%%
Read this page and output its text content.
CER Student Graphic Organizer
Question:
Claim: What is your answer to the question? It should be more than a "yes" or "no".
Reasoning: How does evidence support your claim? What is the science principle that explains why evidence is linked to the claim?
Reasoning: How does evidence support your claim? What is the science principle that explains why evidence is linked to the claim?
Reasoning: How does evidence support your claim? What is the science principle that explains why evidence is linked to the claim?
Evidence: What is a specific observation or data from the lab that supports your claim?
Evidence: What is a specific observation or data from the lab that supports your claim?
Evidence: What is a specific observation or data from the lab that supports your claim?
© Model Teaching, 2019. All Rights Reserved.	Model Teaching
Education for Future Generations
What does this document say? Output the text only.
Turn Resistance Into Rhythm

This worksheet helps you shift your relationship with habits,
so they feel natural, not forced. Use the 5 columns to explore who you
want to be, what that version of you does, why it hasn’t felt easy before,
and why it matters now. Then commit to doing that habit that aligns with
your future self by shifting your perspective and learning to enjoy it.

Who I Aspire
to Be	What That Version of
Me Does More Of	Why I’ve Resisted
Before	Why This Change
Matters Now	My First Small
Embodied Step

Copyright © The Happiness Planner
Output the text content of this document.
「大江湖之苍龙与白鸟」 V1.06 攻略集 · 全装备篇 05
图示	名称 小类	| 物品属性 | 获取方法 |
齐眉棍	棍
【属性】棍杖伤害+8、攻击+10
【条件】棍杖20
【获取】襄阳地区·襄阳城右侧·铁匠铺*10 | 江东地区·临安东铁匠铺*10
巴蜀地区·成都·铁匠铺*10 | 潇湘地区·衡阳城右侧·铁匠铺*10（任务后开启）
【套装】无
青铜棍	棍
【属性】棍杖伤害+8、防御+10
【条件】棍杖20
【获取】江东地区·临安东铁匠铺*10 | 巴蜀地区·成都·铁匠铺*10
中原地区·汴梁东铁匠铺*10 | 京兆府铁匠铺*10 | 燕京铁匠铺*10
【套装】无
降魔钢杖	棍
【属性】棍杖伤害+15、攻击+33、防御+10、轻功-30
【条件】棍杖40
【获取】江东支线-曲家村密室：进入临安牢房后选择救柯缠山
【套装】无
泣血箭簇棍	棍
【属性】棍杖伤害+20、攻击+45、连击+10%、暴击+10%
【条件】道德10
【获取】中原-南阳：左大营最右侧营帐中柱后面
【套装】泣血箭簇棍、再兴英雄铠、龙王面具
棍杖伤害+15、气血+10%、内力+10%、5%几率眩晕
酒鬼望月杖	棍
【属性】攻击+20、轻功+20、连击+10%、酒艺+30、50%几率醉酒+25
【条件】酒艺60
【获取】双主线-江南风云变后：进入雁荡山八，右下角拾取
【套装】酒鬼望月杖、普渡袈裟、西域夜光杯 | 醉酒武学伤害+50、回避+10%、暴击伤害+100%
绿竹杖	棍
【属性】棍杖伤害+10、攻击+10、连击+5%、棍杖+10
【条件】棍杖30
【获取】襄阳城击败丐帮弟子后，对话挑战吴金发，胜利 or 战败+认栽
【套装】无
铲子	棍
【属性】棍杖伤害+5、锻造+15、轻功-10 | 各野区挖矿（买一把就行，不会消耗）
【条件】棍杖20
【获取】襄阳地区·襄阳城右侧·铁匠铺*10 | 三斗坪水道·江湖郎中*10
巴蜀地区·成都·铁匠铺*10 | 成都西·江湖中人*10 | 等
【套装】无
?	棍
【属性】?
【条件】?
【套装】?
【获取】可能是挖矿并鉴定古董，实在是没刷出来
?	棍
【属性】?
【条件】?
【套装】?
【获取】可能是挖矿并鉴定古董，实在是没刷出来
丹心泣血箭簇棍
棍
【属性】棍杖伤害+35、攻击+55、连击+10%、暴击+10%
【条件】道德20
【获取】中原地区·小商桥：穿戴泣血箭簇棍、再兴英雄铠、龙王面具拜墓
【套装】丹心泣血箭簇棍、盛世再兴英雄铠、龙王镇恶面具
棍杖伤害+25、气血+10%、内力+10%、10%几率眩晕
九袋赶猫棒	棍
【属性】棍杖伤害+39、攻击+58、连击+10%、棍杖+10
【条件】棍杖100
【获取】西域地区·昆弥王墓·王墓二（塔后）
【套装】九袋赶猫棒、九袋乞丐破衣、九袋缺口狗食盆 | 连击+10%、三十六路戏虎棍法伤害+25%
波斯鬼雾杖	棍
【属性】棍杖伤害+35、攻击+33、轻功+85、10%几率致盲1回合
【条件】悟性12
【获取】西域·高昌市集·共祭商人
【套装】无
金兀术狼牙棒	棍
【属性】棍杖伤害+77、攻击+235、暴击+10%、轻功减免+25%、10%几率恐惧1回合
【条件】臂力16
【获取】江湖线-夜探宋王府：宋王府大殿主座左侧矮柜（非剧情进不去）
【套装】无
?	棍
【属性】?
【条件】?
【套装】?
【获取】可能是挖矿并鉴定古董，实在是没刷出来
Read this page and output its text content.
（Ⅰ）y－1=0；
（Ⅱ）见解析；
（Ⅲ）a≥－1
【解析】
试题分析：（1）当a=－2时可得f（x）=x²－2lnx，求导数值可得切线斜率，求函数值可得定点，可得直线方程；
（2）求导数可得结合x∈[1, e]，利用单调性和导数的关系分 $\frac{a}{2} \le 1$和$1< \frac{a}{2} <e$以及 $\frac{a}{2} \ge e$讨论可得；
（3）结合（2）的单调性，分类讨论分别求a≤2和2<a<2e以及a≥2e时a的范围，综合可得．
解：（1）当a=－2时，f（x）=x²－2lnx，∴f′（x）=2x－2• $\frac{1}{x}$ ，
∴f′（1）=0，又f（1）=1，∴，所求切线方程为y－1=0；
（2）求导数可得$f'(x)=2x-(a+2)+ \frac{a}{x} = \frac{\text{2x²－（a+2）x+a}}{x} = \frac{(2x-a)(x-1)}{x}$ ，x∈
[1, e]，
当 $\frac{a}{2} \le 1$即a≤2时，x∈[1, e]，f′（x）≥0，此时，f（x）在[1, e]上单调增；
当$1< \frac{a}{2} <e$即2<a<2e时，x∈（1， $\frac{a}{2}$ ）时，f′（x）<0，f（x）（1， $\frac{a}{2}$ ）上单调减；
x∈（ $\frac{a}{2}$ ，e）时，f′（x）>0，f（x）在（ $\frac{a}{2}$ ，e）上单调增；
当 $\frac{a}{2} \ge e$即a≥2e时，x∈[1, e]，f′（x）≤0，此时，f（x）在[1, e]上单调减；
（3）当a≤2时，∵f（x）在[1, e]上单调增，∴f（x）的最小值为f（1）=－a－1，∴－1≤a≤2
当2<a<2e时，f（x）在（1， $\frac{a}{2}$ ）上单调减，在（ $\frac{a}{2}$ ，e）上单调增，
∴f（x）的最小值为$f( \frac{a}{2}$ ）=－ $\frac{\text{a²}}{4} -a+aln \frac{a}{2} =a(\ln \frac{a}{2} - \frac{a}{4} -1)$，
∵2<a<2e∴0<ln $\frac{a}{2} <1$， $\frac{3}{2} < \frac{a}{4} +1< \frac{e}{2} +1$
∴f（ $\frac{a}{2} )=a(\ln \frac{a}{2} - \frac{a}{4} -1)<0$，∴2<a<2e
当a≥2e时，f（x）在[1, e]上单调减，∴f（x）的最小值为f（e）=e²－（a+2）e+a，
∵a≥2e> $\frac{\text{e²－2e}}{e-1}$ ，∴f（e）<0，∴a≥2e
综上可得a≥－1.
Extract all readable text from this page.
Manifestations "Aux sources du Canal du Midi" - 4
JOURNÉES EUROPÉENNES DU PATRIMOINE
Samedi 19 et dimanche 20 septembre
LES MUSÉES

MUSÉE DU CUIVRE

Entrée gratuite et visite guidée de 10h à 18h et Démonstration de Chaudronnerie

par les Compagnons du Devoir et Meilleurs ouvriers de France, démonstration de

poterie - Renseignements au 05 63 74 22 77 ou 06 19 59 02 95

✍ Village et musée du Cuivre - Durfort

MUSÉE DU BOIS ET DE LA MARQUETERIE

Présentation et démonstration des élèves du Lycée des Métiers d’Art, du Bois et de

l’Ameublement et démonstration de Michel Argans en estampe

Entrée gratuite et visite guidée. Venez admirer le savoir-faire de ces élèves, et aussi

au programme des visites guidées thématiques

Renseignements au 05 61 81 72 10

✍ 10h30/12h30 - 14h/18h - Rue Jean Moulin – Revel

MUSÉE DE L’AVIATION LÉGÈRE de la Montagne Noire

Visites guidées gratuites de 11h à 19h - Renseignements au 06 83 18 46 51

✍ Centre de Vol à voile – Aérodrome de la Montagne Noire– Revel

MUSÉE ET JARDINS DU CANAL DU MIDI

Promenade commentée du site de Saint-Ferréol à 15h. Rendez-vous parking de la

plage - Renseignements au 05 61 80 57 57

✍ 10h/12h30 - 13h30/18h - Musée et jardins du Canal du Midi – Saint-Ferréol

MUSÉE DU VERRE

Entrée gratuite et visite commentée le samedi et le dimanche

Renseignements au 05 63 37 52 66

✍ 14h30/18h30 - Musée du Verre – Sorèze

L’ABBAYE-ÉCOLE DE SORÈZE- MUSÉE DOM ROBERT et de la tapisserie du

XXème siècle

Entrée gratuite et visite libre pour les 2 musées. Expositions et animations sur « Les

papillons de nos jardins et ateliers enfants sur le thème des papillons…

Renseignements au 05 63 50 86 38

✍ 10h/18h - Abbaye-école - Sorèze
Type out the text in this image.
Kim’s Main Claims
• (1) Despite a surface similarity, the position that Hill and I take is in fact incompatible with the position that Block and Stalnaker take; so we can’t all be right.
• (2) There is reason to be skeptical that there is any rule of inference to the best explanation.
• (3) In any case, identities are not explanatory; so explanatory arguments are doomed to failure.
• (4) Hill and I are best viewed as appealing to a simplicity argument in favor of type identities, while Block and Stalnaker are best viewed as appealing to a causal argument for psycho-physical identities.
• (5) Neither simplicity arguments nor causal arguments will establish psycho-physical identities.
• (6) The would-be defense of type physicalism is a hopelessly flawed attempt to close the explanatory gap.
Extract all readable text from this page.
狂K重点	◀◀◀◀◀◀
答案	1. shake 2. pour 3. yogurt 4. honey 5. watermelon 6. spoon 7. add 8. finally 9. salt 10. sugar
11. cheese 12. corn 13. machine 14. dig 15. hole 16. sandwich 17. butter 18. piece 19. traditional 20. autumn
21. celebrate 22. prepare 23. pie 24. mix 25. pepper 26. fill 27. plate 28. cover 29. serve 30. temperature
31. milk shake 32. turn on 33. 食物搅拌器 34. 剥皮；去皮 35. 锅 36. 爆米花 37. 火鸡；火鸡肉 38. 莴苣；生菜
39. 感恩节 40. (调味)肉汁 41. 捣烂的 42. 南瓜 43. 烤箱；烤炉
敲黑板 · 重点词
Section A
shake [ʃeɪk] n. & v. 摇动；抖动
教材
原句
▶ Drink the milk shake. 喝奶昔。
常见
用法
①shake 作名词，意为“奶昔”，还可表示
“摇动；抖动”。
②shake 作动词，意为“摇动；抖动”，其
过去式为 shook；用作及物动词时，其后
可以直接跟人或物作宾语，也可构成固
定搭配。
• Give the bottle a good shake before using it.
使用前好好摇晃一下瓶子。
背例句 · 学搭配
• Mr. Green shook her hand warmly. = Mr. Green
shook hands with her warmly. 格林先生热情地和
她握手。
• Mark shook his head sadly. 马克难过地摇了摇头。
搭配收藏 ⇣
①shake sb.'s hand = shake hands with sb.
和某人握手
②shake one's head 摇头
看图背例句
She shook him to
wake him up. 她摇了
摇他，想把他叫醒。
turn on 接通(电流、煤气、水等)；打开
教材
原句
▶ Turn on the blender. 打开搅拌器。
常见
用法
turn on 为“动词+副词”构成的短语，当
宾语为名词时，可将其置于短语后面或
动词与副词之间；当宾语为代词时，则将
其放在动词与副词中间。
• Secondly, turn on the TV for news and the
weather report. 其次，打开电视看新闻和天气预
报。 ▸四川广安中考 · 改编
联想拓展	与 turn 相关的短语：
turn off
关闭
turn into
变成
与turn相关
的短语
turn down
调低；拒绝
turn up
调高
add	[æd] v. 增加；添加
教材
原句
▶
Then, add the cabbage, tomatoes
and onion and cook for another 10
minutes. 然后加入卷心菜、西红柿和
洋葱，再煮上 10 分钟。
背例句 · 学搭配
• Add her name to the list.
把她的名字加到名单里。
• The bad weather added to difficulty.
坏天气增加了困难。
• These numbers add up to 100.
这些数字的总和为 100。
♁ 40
%%
[Problem details]
Extract each line from the entries above that contains the string "①shake".

[Worked answer]
①shake 作名词，意为“奶昔”，还可表示
①shake sb.'s hand = shake hands with sb.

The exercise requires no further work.